__EXTRACT__:
**********

[fpc-devel] volatile variables
Michael Schnell
mschnell at lumino.de
Tue Jun 28 15:54:35 CEST 2011
On 06/28/2011 03:16 PM, Jonas Maebe wrote:
>
> The C (or Pascal) compiler has no idea whether or not the global
> variable will be accessed by the pthread_mutex_lock()/unlock()
> function. As a result, it will never cache it in a register across
> function calls, and the call to the mutex function by itself
> guarantees that the variable's value will be written back.
If in C you do
static int x;
void play_with_x(void) {
for (i=100000000; i>0; i--) {
x += 1;
};
x = 0;
};
the compiler will see that x is just defined to be 0 in the end and
optimize out thge complete loop.
But if you do the same with
volatile static int x;
the code will stay and another thread can watch x growing in a time
sharing system.
I believe that inserting some ptherad_mutex... calls will not force the
compiler to bother about some intermediate values of a non volatile
variable.

**********

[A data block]
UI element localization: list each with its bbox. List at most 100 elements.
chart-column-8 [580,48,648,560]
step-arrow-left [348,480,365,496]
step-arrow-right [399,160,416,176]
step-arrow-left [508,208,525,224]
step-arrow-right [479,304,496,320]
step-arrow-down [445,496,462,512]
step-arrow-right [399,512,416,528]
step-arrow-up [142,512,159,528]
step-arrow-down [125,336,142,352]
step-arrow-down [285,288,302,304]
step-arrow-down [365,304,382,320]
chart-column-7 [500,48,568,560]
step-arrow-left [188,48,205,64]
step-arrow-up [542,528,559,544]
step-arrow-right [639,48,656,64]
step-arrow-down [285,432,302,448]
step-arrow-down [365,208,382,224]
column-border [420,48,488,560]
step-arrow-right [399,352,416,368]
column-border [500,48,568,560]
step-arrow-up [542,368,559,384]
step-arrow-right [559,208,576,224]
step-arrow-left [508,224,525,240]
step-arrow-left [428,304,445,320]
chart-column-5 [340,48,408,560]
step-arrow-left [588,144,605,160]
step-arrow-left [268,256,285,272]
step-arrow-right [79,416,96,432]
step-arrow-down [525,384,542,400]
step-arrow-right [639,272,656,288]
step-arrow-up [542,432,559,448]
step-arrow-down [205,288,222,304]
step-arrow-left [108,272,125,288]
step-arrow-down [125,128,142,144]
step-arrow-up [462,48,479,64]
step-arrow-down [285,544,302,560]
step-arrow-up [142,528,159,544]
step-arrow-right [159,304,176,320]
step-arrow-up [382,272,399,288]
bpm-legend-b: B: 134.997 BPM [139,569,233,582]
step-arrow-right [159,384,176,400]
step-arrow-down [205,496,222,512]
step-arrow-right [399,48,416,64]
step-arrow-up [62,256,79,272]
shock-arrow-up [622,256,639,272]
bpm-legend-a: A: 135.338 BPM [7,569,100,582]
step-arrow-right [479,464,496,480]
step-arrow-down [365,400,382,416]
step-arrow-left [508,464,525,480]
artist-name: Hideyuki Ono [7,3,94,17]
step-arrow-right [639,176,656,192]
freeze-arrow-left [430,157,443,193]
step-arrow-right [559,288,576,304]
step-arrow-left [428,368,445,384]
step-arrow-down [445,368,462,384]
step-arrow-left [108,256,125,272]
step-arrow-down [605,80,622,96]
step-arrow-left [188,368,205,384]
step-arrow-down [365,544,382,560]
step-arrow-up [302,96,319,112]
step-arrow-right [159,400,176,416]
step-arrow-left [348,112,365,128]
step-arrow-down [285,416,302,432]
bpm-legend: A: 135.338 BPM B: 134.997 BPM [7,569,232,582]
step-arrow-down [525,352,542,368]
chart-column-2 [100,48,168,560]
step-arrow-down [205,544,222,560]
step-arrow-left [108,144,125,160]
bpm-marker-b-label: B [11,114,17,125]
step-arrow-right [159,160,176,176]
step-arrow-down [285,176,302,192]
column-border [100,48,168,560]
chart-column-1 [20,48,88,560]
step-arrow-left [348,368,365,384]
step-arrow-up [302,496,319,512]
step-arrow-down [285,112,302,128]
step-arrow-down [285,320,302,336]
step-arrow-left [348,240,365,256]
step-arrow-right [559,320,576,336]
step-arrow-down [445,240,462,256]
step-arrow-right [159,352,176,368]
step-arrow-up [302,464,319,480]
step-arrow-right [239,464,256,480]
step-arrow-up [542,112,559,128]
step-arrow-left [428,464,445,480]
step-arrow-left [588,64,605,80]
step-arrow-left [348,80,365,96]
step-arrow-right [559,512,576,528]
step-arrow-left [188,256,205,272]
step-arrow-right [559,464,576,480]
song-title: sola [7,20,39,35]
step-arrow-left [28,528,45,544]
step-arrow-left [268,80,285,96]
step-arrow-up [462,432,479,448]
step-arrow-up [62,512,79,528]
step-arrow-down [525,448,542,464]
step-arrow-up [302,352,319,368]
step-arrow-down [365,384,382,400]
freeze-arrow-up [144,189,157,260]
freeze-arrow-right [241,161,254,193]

**********

__DIRECTION 1__: Please reproduce the mailing-list post on volatile variables word for word, from its first line to its last.
__DIRECTION 2__: Copy out each line of the listing that contains the string "column". Treat uppercase and lowercase as different.

__FULL OUTPUT 1__:
[fpc-devel] volatile variables
Michael Schnell
mschnell at lumino.de
Tue Jun 28 15:54:35 CEST 2011
On 06/28/2011 03:16 PM, Jonas Maebe wrote:
>
> The C (or Pascal) compiler has no idea whether or not the global
> variable will be accessed by the pthread_mutex_lock()/unlock()
> function. As a result, it will never cache it in a register across
> function calls, and the call to the mutex function by itself
> guarantees that the variable's value will be written back.
If in C you do
static int x;
void play_with_x(void) {
for (i=100000000; i>0; i--) {
x += 1;
};
x = 0;
};
the compiler will see that x is just defined to be 0 in the end and
optimize out thge complete loop.
But if you do the same with
volatile static int x;
the code will stay and another thread can watch x growing in a time
sharing system.
I believe that inserting some ptherad_mutex... calls will not force the
compiler to bother about some intermediate values of a non volatile
variable.

__FULL OUTPUT 2__:
chart-column-8 [580,48,648,560]
chart-column-7 [500,48,568,560]
column-border [420,48,488,560]
column-border [500,48,568,560]
chart-column-5 [340,48,408,560]
chart-column-2 [100,48,168,560]
column-border [100,48,168,560]
chart-column-1 [20,48,88,560]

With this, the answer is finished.